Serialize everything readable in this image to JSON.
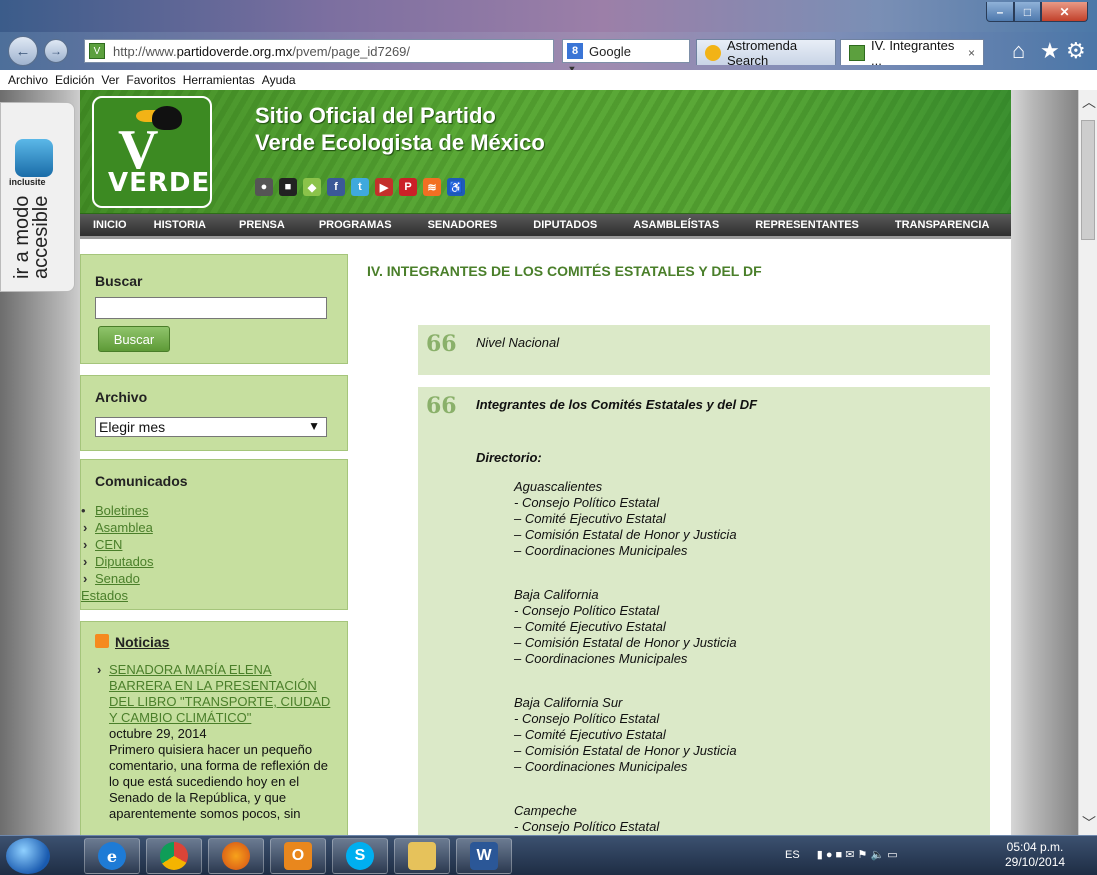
{
  "browser": {
    "url_prefix": "http://www.",
    "url_domain": "partidoverde.org.mx",
    "url_path": "/pvem/page_id7269/",
    "search_engine": "Google",
    "tabs": [
      {
        "label": "Astromenda Search"
      },
      {
        "label": "IV. Integrantes ...",
        "close": "×"
      }
    ]
  },
  "menubar": [
    "Archivo",
    "Edición",
    "Ver",
    "Favoritos",
    "Herramientas",
    "Ayuda"
  ],
  "inclusite": {
    "name": "inclusite",
    "text_line1": "ir a modo",
    "text_line2": "accesible"
  },
  "header": {
    "logo_text": "VERDE",
    "title_line1": "Sitio Oficial del Partido",
    "title_line2": "Verde Ecologista de México"
  },
  "nav": [
    "INICIO",
    "HISTORIA",
    "PRENSA",
    "PROGRAMAS",
    "SENADORES",
    "DIPUTADOS",
    "ASAMBLEÍSTAS",
    "REPRESENTANTES",
    "TRANSPARENCIA"
  ],
  "sidebar": {
    "search": {
      "title": "Buscar",
      "button": "Buscar",
      "value": ""
    },
    "archive": {
      "title": "Archivo",
      "selected": "Elegir mes"
    },
    "comunicados": {
      "title": "Comunicados",
      "items": [
        "Boletines",
        "Asamblea",
        "CEN",
        "Diputados",
        "Senado",
        "Estados"
      ]
    },
    "noticias": {
      "title": "Noticias",
      "headline": "SENADORA MARÍA ELENA BARRERA EN LA PRESENTACIÓN DEL LIBRO \"TRANSPORTE, CIUDAD Y CAMBIO CLIMÁTICO\"",
      "date": "octubre 29, 2014",
      "excerpt": "Primero quisiera hacer un pequeño comentario, una forma de reflexión de lo que está sucediendo hoy en el Senado de la República, y que aparentemente somos pocos, sin"
    }
  },
  "main": {
    "title": "IV. INTEGRANTES DE LOS COMITÉS ESTATALES Y DEL DF",
    "block1": {
      "quote": "66",
      "text": "Nivel Nacional"
    },
    "block2": {
      "quote": "66",
      "heading": "Integrantes de los Comités Estatales y del DF",
      "subheading": "Directorio:",
      "states": [
        {
          "name": "Aguascalientes",
          "lines": [
            "- Consejo Político Estatal",
            "– Comité Ejecutivo Estatal",
            "– Comisión Estatal de Honor y Justicia",
            "– Coordinaciones Municipales"
          ]
        },
        {
          "name": "Baja California",
          "lines": [
            "- Consejo Político Estatal",
            "– Comité Ejecutivo Estatal",
            "– Comisión Estatal de Honor y Justicia",
            "– Coordinaciones Municipales"
          ]
        },
        {
          "name": "Baja California Sur",
          "lines": [
            "- Consejo Político Estatal",
            "– Comité Ejecutivo Estatal",
            "– Comisión Estatal de Honor y Justicia",
            "– Coordinaciones Municipales"
          ]
        },
        {
          "name": "Campeche",
          "lines": [
            "- Consejo Político Estatal"
          ]
        }
      ]
    }
  },
  "taskbar": {
    "lang": "ES",
    "time": "05:04 p.m.",
    "date": "29/10/2014"
  },
  "colors": {
    "brand_green": "#4f9a2e",
    "sidebar_bg": "#c6df9f",
    "link_green": "#4a7f2a",
    "content_bg": "#dbe9c8"
  }
}
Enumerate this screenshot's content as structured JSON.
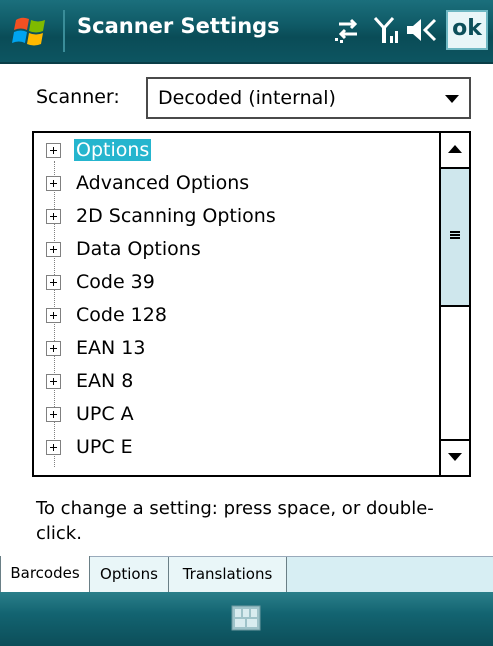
{
  "title_bar": {
    "title": "Scanner Settings",
    "ok_label": "ok",
    "icons": [
      "windows-start-icon",
      "connectivity-icon",
      "signal-icon",
      "volume-icon"
    ]
  },
  "scanner": {
    "label": "Scanner:",
    "selected_value": "Decoded (internal)"
  },
  "tree": {
    "items": [
      {
        "label": "Options",
        "selected": true
      },
      {
        "label": "Advanced Options"
      },
      {
        "label": "2D Scanning Options"
      },
      {
        "label": "Data Options"
      },
      {
        "label": "Code 39"
      },
      {
        "label": "Code 128"
      },
      {
        "label": "EAN 13"
      },
      {
        "label": "EAN 8"
      },
      {
        "label": "UPC A"
      },
      {
        "label": "UPC E"
      }
    ],
    "selection_color": "#25b5ce"
  },
  "hint": {
    "text": "To change a setting: press space, or double-click."
  },
  "tabs": [
    {
      "label": "Barcodes",
      "active": true
    },
    {
      "label": "Options"
    },
    {
      "label": "Translations"
    }
  ],
  "bottom_bar": {
    "icons": [
      "keyboard-icon"
    ]
  },
  "colors": {
    "title_bar": "#0f5a66",
    "tab_strip": "#d7eef3",
    "scroll_thumb": "#cfe7ed"
  }
}
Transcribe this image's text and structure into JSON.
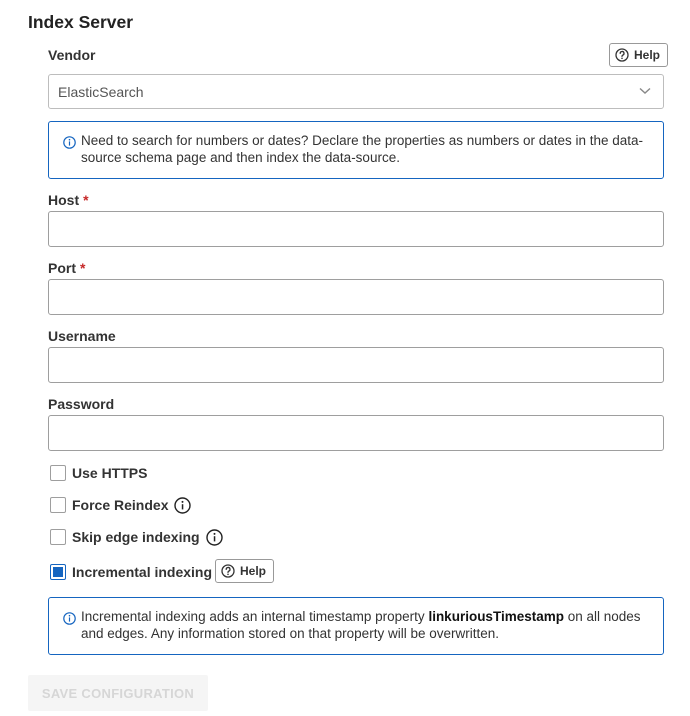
{
  "section": {
    "title": "Index Server"
  },
  "vendor": {
    "label": "Vendor",
    "help_label": "Help",
    "selected_value": "ElasticSearch"
  },
  "info_numbers": {
    "text": "Need to search for numbers or dates? Declare the properties as numbers or dates in the data-source schema page and then index the data-source."
  },
  "fields": {
    "host": {
      "label": "Host",
      "required_mark": "*",
      "value": ""
    },
    "port": {
      "label": "Port",
      "required_mark": "*",
      "value": ""
    },
    "username": {
      "label": "Username",
      "value": ""
    },
    "password": {
      "label": "Password",
      "value": ""
    }
  },
  "checkboxes": {
    "use_https": {
      "label": "Use HTTPS",
      "checked": false
    },
    "force_reindex": {
      "label": "Force Reindex",
      "checked": false
    },
    "skip_edge_indexing": {
      "label": "Skip edge indexing",
      "checked": false
    },
    "incremental_indexing": {
      "label": "Incremental indexing",
      "checked": true,
      "help_label": "Help"
    }
  },
  "info_incremental": {
    "text_before": "Incremental indexing adds an internal timestamp property ",
    "bold_term": "linkuriousTimestamp",
    "text_after": " on all nodes and edges. Any information stored on that property will be overwritten."
  },
  "actions": {
    "save_label": "SAVE CONFIGURATION"
  },
  "colors": {
    "accent": "#1565c0",
    "required": "#c62828",
    "disabled_text": "#d6d6d6"
  }
}
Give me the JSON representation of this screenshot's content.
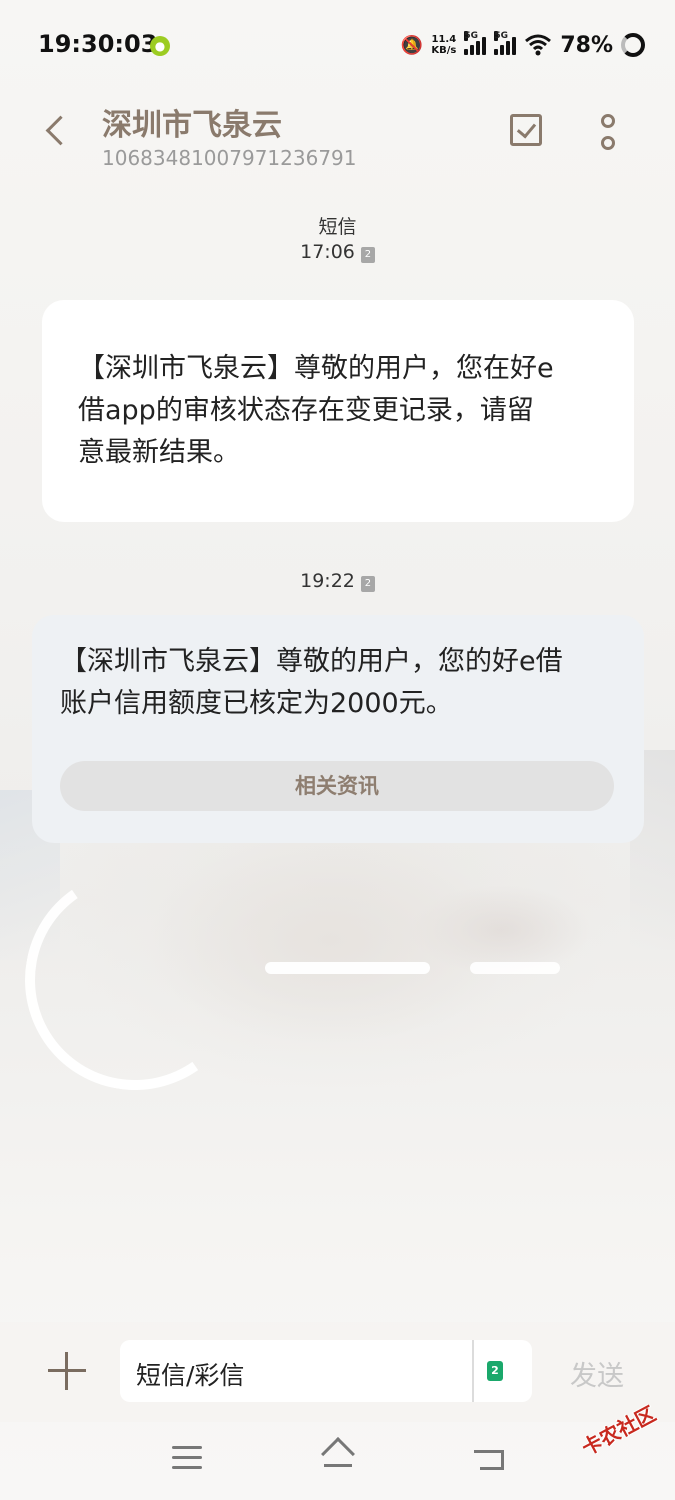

→ **Aim of the task**
All of the material above should be reproduced exactly, except the pictures.

→ **Response to the exercise**
Serialize everything readable in this image to JSON.
{
  "browser": {
    "url_prefix": "http://www.",
    "url_domain": "partidoverde.org.mx",
    "url_path": "/pvem/page_id7269/",
    "search_engine": "Google",
    "tabs": [
      {
        "label": "Astromenda Search"
      },
      {
        "label": "IV. Integrantes ...",
        "close": "×"
      }
    ]
  },
  "menubar": [
    "Archivo",
    "Edición",
    "Ver",
    "Favoritos",
    "Herramientas",
    "Ayuda"
  ],
  "inclusite": {
    "name": "inclusite",
    "text_line1": "ir a modo",
    "text_line2": "accesible"
  },
  "header": {
    "logo_text": "VERDE",
    "title_line1": "Sitio Oficial del Partido",
    "title_line2": "Verde Ecologista de México"
  },
  "nav": [
    "INICIO",
    "HISTORIA",
    "PRENSA",
    "PROGRAMAS",
    "SENADORES",
    "DIPUTADOS",
    "ASAMBLEÍSTAS",
    "REPRESENTANTES",
    "TRANSPARENCIA"
  ],
  "sidebar": {
    "search": {
      "title": "Buscar",
      "button": "Buscar",
      "value": ""
    },
    "archive": {
      "title": "Archivo",
      "selected": "Elegir mes"
    },
    "comunicados": {
      "title": "Comunicados",
      "items": [
        "Boletines",
        "Asamblea",
        "CEN",
        "Diputados",
        "Senado",
        "Estados"
      ]
    },
    "noticias": {
      "title": "Noticias",
      "headline": "SENADORA MARÍA ELENA BARRERA EN LA PRESENTACIÓN DEL LIBRO \"TRANSPORTE, CIUDAD Y CAMBIO CLIMÁTICO\"",
      "date": "octubre 29, 2014",
      "excerpt": "Primero quisiera hacer un pequeño comentario, una forma de reflexión de lo que está sucediendo hoy en el Senado de la República, y que aparentemente somos pocos, sin"
    }
  },
  "main": {
    "title": "IV. INTEGRANTES DE LOS COMITÉS ESTATALES Y DEL DF",
    "block1": {
      "quote": "66",
      "text": "Nivel Nacional"
    },
    "block2": {
      "quote": "66",
      "heading": "Integrantes de los Comités Estatales y del DF",
      "subheading": "Directorio:",
      "states": [
        {
          "name": "Aguascalientes",
          "lines": [
            "- Consejo Político Estatal",
            "– Comité Ejecutivo Estatal",
            "– Comisión Estatal de Honor y Justicia",
            "– Coordinaciones Municipales"
          ]
        },
        {
          "name": "Baja California",
          "lines": [
            "- Consejo Político Estatal",
            "– Comité Ejecutivo Estatal",
            "– Comisión Estatal de Honor y Justicia",
            "– Coordinaciones Municipales"
          ]
        },
        {
          "name": "Baja California Sur",
          "lines": [
            "- Consejo Político Estatal",
            "– Comité Ejecutivo Estatal",
            "– Comisión Estatal de Honor y Justicia",
            "– Coordinaciones Municipales"
          ]
        },
        {
          "name": "Campeche",
          "lines": [
            "- Consejo Político Estatal"
          ]
        }
      ]
    }
  },
  "taskbar": {
    "lang": "ES",
    "time": "05:04 p.m.",
    "date": "29/10/2014"
  },
  "colors": {
    "brand_green": "#4f9a2e",
    "sidebar_bg": "#c6df9f",
    "link_green": "#4a7f2a",
    "content_bg": "#dbe9c8"
  }
}
Enumerate this screenshot's content as structured JSON.
{
  "title_bar": {
    "title": "Scanner Settings",
    "ok_label": "ok",
    "icons": [
      "windows-start-icon",
      "connectivity-icon",
      "signal-icon",
      "volume-icon"
    ]
  },
  "scanner": {
    "label": "Scanner:",
    "selected_value": "Decoded (internal)"
  },
  "tree": {
    "items": [
      {
        "label": "Options",
        "selected": true
      },
      {
        "label": "Advanced Options"
      },
      {
        "label": "2D Scanning Options"
      },
      {
        "label": "Data Options"
      },
      {
        "label": "Code 39"
      },
      {
        "label": "Code 128"
      },
      {
        "label": "EAN 13"
      },
      {
        "label": "EAN 8"
      },
      {
        "label": "UPC A"
      },
      {
        "label": "UPC E"
      }
    ],
    "selection_color": "#25b5ce"
  },
  "hint": {
    "text": "To change a setting: press space, or double-click."
  },
  "tabs": [
    {
      "label": "Barcodes",
      "active": true
    },
    {
      "label": "Options"
    },
    {
      "label": "Translations"
    }
  ],
  "bottom_bar": {
    "icons": [
      "keyboard-icon"
    ]
  },
  "colors": {
    "title_bar": "#0f5a66",
    "tab_strip": "#d7eef3",
    "scroll_thumb": "#cfe7ed"
  }
}
Transcribe this image's text and structure into JSON.
{
  "section": {
    "title": "Index Server"
  },
  "vendor": {
    "label": "Vendor",
    "help_label": "Help",
    "selected_value": "ElasticSearch"
  },
  "info_numbers": {
    "text": "Need to search for numbers or dates? Declare the properties as numbers or dates in the data-source schema page and then index the data-source."
  },
  "fields": {
    "host": {
      "label": "Host",
      "required_mark": "*",
      "value": ""
    },
    "port": {
      "label": "Port",
      "required_mark": "*",
      "value": ""
    },
    "username": {
      "label": "Username",
      "value": ""
    },
    "password": {
      "label": "Password",
      "value": ""
    }
  },
  "checkboxes": {
    "use_https": {
      "label": "Use HTTPS",
      "checked": false
    },
    "force_reindex": {
      "label": "Force Reindex",
      "checked": false
    },
    "skip_edge_indexing": {
      "label": "Skip edge indexing",
      "checked": false
    },
    "incremental_indexing": {
      "label": "Incremental indexing",
      "checked": true,
      "help_label": "Help"
    }
  },
  "info_incremental": {
    "text_before": "Incremental indexing adds an internal timestamp property ",
    "bold_term": "linkuriousTimestamp",
    "text_after": " on all nodes and edges. Any information stored on that property will be overwritten."
  },
  "actions": {
    "save_label": "SAVE CONFIGURATION"
  },
  "colors": {
    "accent": "#1565c0",
    "required": "#c62828",
    "disabled_text": "#d6d6d6"
  }
}
Give me the JSON representation of this screenshot's content.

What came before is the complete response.